## WHAT TO DO:
Check each line of the entries below for the string "triangle"; copy every line where it appears.

Collected data entries:
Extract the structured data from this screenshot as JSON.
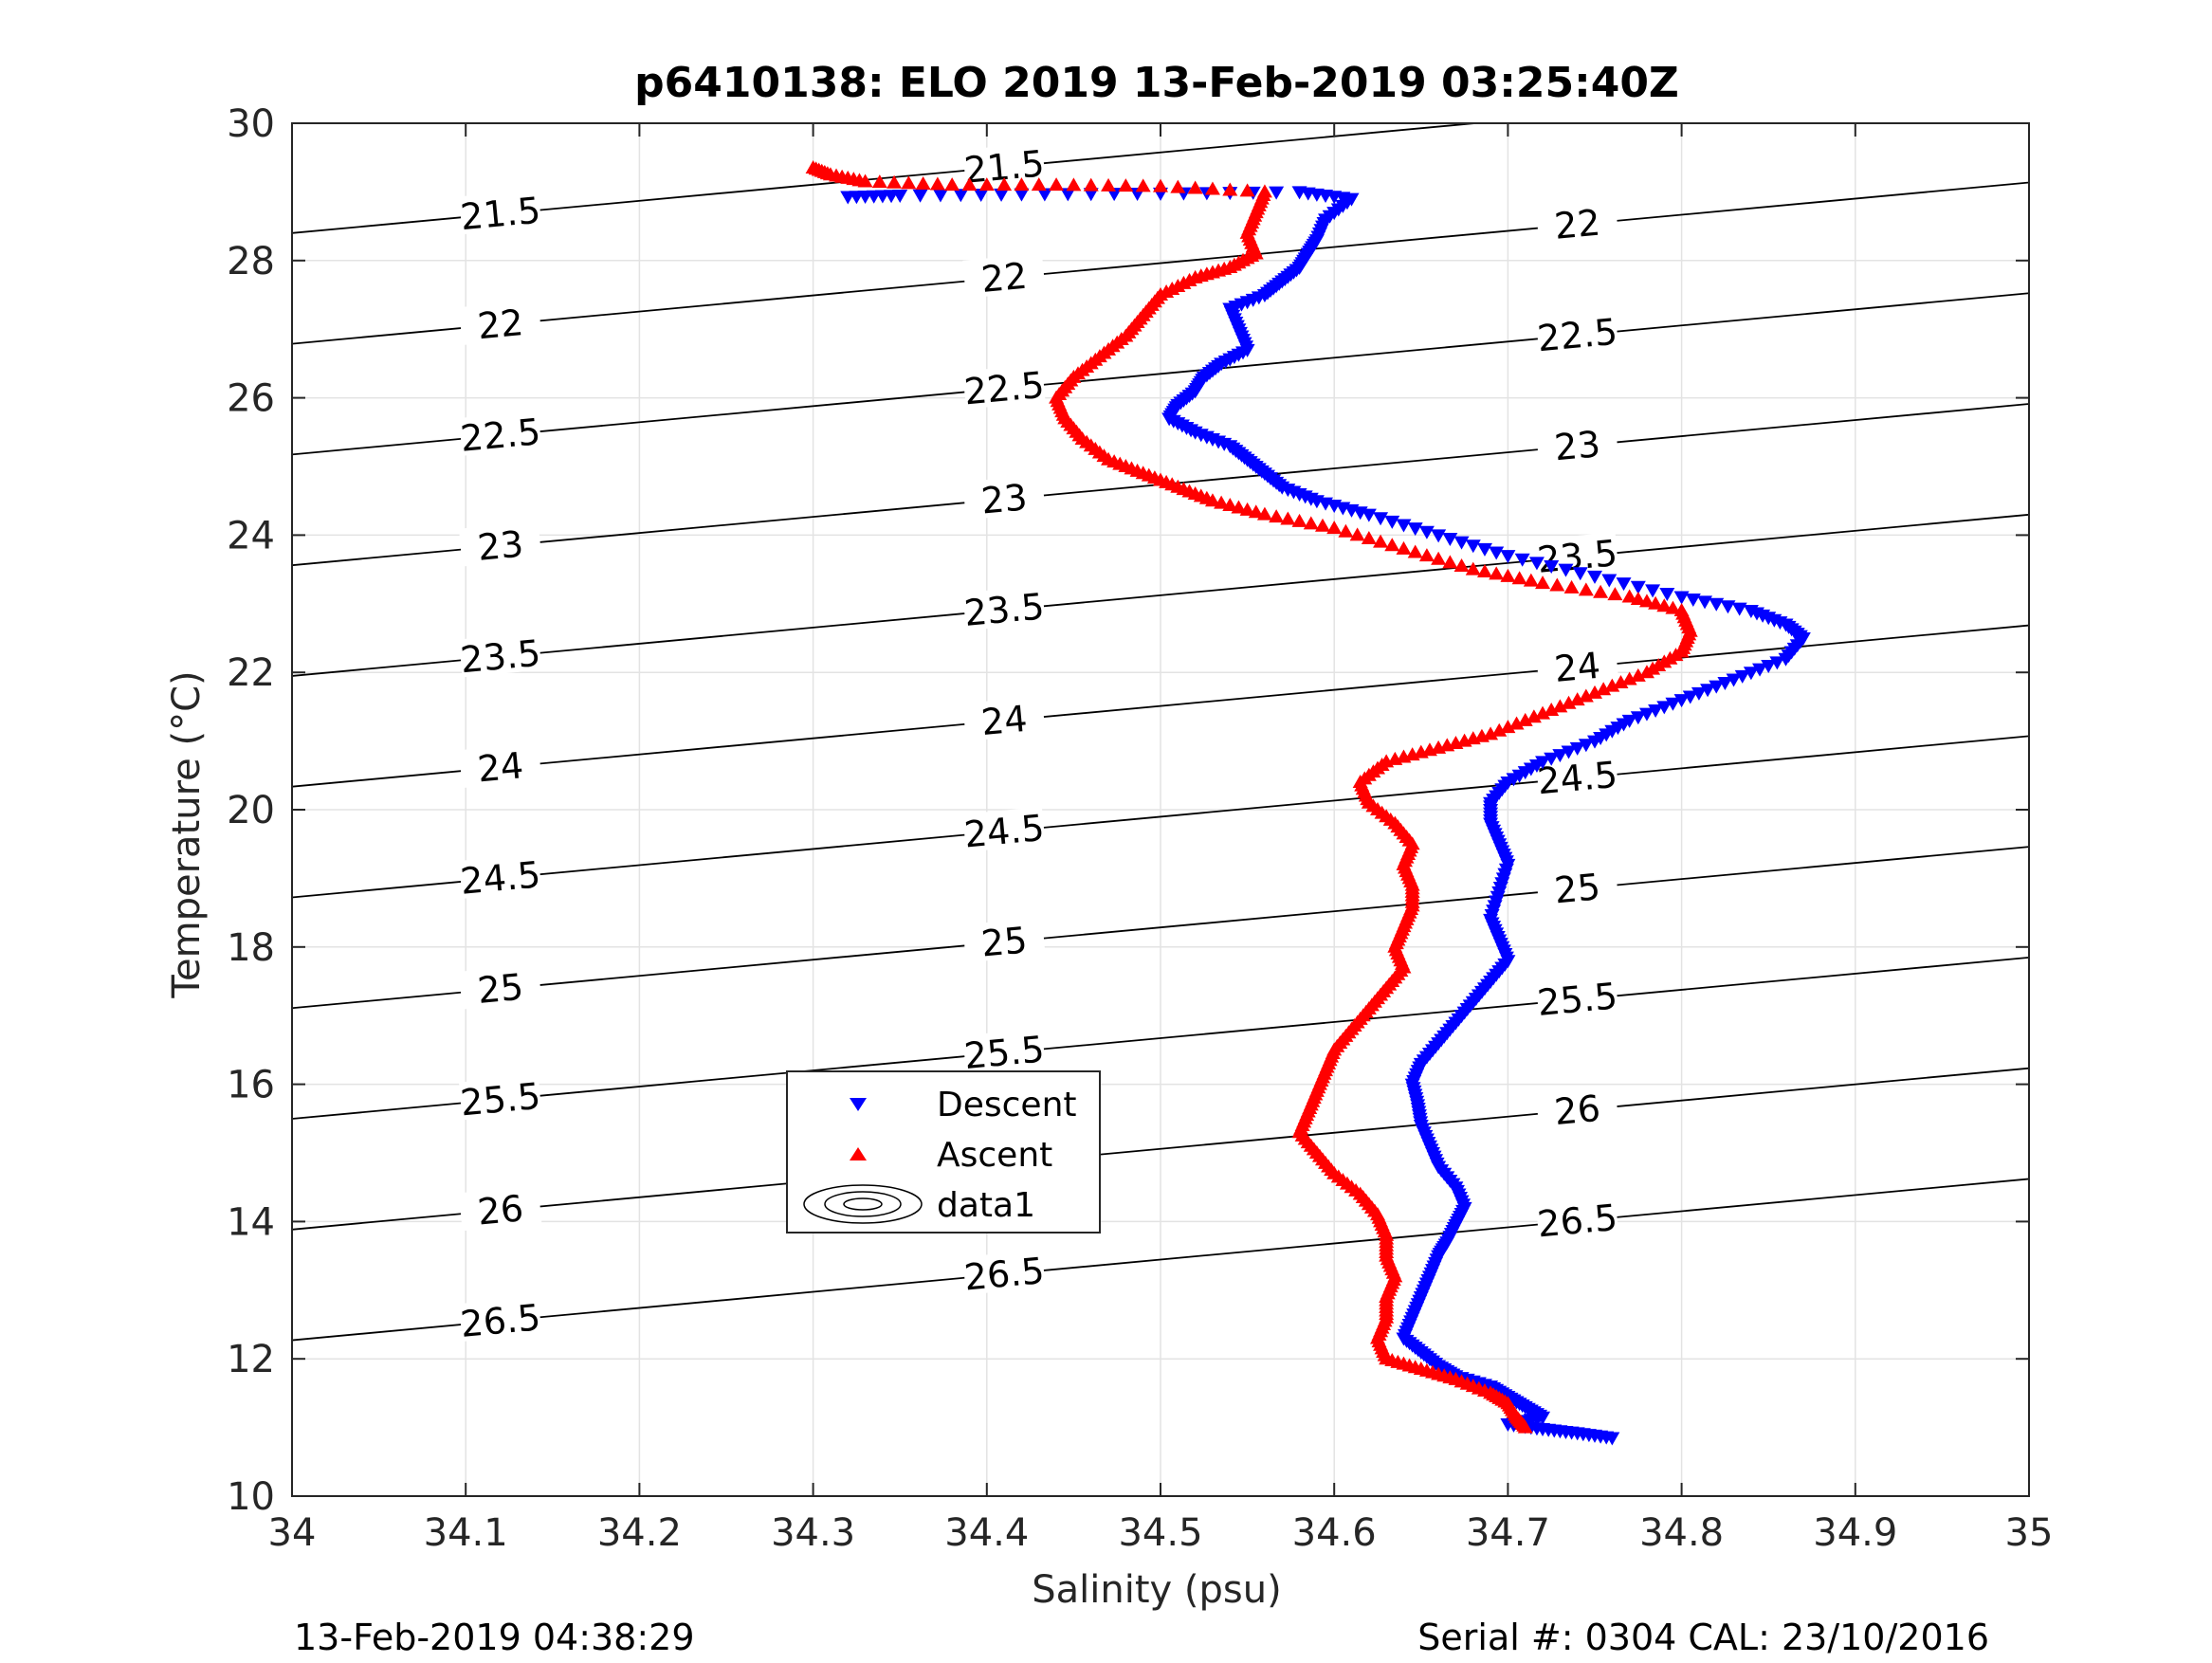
{
  "chart_data": {
    "type": "scatter",
    "title": "p6410138: ELO 2019 13-Feb-2019 03:25:40Z",
    "xlabel": "Salinity (psu)",
    "ylabel": "Temperature (°C)",
    "xlim": [
      34,
      35
    ],
    "ylim": [
      10,
      30
    ],
    "xticks": [
      34,
      34.1,
      34.2,
      34.3,
      34.4,
      34.5,
      34.6,
      34.7,
      34.8,
      34.9,
      35
    ],
    "xtick_labels": [
      "34",
      "34.1",
      "34.2",
      "34.3",
      "34.4",
      "34.5",
      "34.6",
      "34.7",
      "34.8",
      "34.9",
      "35"
    ],
    "yticks": [
      10,
      12,
      14,
      16,
      18,
      20,
      22,
      24,
      26,
      28,
      30
    ],
    "ytick_labels": [
      "10",
      "12",
      "14",
      "16",
      "18",
      "20",
      "22",
      "24",
      "26",
      "28",
      "30"
    ],
    "grid": true,
    "legend_position": "center-left",
    "footer_left": "13-Feb-2019 04:38:29",
    "footer_right": "Serial #: 0304  CAL: 23/10/2016",
    "series": [
      {
        "name": "Descent",
        "marker": "triangle-down",
        "color": "#0000ff",
        "points": [
          [
            34.76,
            10.85
          ],
          [
            34.74,
            10.92
          ],
          [
            34.72,
            10.98
          ],
          [
            34.7,
            11.05
          ],
          [
            34.72,
            11.15
          ],
          [
            34.71,
            11.3
          ],
          [
            34.7,
            11.45
          ],
          [
            34.69,
            11.6
          ],
          [
            34.67,
            11.75
          ],
          [
            34.66,
            11.9
          ],
          [
            34.65,
            12.1
          ],
          [
            34.64,
            12.3
          ],
          [
            34.645,
            12.6
          ],
          [
            34.65,
            12.9
          ],
          [
            34.655,
            13.2
          ],
          [
            34.66,
            13.5
          ],
          [
            34.665,
            13.7
          ],
          [
            34.67,
            13.95
          ],
          [
            34.675,
            14.2
          ],
          [
            34.67,
            14.5
          ],
          [
            34.66,
            14.8
          ],
          [
            34.655,
            15.1
          ],
          [
            34.65,
            15.4
          ],
          [
            34.648,
            15.7
          ],
          [
            34.645,
            16.0
          ],
          [
            34.65,
            16.3
          ],
          [
            34.66,
            16.6
          ],
          [
            34.67,
            16.9
          ],
          [
            34.68,
            17.2
          ],
          [
            34.69,
            17.5
          ],
          [
            34.7,
            17.8
          ],
          [
            34.695,
            18.1
          ],
          [
            34.69,
            18.4
          ],
          [
            34.695,
            18.8
          ],
          [
            34.7,
            19.2
          ],
          [
            34.695,
            19.5
          ],
          [
            34.69,
            19.8
          ],
          [
            34.69,
            20.1
          ],
          [
            34.7,
            20.4
          ],
          [
            34.72,
            20.7
          ],
          [
            34.75,
            21.0
          ],
          [
            34.77,
            21.3
          ],
          [
            34.8,
            21.6
          ],
          [
            34.83,
            21.9
          ],
          [
            34.86,
            22.2
          ],
          [
            34.87,
            22.5
          ],
          [
            34.86,
            22.7
          ],
          [
            34.84,
            22.9
          ],
          [
            34.8,
            23.1
          ],
          [
            34.75,
            23.4
          ],
          [
            34.7,
            23.7
          ],
          [
            34.66,
            24.0
          ],
          [
            34.62,
            24.3
          ],
          [
            34.59,
            24.5
          ],
          [
            34.57,
            24.7
          ],
          [
            34.56,
            24.9
          ],
          [
            34.55,
            25.1
          ],
          [
            34.54,
            25.3
          ],
          [
            34.52,
            25.5
          ],
          [
            34.505,
            25.7
          ],
          [
            34.51,
            25.9
          ],
          [
            34.52,
            26.1
          ],
          [
            34.525,
            26.3
          ],
          [
            34.535,
            26.5
          ],
          [
            34.55,
            26.7
          ],
          [
            34.545,
            27.0
          ],
          [
            34.54,
            27.3
          ],
          [
            34.56,
            27.5
          ],
          [
            34.57,
            27.7
          ],
          [
            34.58,
            27.9
          ],
          [
            34.585,
            28.1
          ],
          [
            34.59,
            28.3
          ],
          [
            34.595,
            28.6
          ],
          [
            34.61,
            28.9
          ],
          [
            34.58,
            29.0
          ],
          [
            34.5,
            28.98
          ],
          [
            34.42,
            28.97
          ],
          [
            34.35,
            28.95
          ],
          [
            34.32,
            28.93
          ]
        ]
      },
      {
        "name": "Ascent",
        "marker": "triangle-up",
        "color": "#ff0000",
        "points": [
          [
            34.71,
            11.0
          ],
          [
            34.705,
            11.15
          ],
          [
            34.7,
            11.35
          ],
          [
            34.69,
            11.5
          ],
          [
            34.67,
            11.7
          ],
          [
            34.65,
            11.85
          ],
          [
            34.63,
            12.0
          ],
          [
            34.625,
            12.3
          ],
          [
            34.63,
            12.6
          ],
          [
            34.63,
            12.9
          ],
          [
            34.635,
            13.2
          ],
          [
            34.63,
            13.5
          ],
          [
            34.63,
            13.8
          ],
          [
            34.625,
            14.1
          ],
          [
            34.615,
            14.4
          ],
          [
            34.6,
            14.7
          ],
          [
            34.59,
            15.0
          ],
          [
            34.58,
            15.3
          ],
          [
            34.585,
            15.6
          ],
          [
            34.59,
            15.9
          ],
          [
            34.595,
            16.2
          ],
          [
            34.6,
            16.5
          ],
          [
            34.61,
            16.8
          ],
          [
            34.62,
            17.1
          ],
          [
            34.63,
            17.4
          ],
          [
            34.64,
            17.7
          ],
          [
            34.635,
            18.0
          ],
          [
            34.64,
            18.3
          ],
          [
            34.645,
            18.6
          ],
          [
            34.645,
            18.9
          ],
          [
            34.64,
            19.2
          ],
          [
            34.645,
            19.5
          ],
          [
            34.635,
            19.8
          ],
          [
            34.62,
            20.1
          ],
          [
            34.615,
            20.4
          ],
          [
            34.63,
            20.7
          ],
          [
            34.66,
            20.9
          ],
          [
            34.69,
            21.1
          ],
          [
            34.72,
            21.4
          ],
          [
            34.75,
            21.7
          ],
          [
            34.78,
            22.0
          ],
          [
            34.8,
            22.3
          ],
          [
            34.805,
            22.6
          ],
          [
            34.8,
            22.9
          ],
          [
            34.77,
            23.1
          ],
          [
            34.72,
            23.3
          ],
          [
            34.68,
            23.5
          ],
          [
            34.64,
            23.8
          ],
          [
            34.6,
            24.1
          ],
          [
            34.56,
            24.3
          ],
          [
            34.53,
            24.5
          ],
          [
            34.51,
            24.7
          ],
          [
            34.49,
            24.9
          ],
          [
            34.47,
            25.1
          ],
          [
            34.455,
            25.4
          ],
          [
            34.445,
            25.7
          ],
          [
            34.44,
            26.0
          ],
          [
            34.45,
            26.3
          ],
          [
            34.465,
            26.6
          ],
          [
            34.48,
            26.9
          ],
          [
            34.49,
            27.2
          ],
          [
            34.5,
            27.5
          ],
          [
            34.52,
            27.75
          ],
          [
            34.54,
            27.9
          ],
          [
            34.555,
            28.1
          ],
          [
            34.55,
            28.4
          ],
          [
            34.555,
            28.7
          ],
          [
            34.56,
            29.0
          ],
          [
            34.5,
            29.08
          ],
          [
            34.44,
            29.1
          ],
          [
            34.38,
            29.1
          ],
          [
            34.33,
            29.15
          ],
          [
            34.31,
            29.25
          ],
          [
            34.3,
            29.35
          ]
        ]
      }
    ],
    "density_contours": {
      "name": "data1",
      "levels": [
        21.5,
        22,
        22.5,
        23,
        23.5,
        24,
        24.5,
        25,
        25.5,
        26,
        26.5
      ],
      "level_labels": [
        "21.5",
        "22",
        "22.5",
        "23",
        "23.5",
        "24",
        "24.5",
        "25",
        "25.5",
        "26",
        "26.5"
      ]
    },
    "legend": [
      "Descent",
      "Ascent",
      "data1"
    ]
  }
}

## EXERCISE RESULT:
        "marker": "triangle-down",
        "marker": "triangle-up",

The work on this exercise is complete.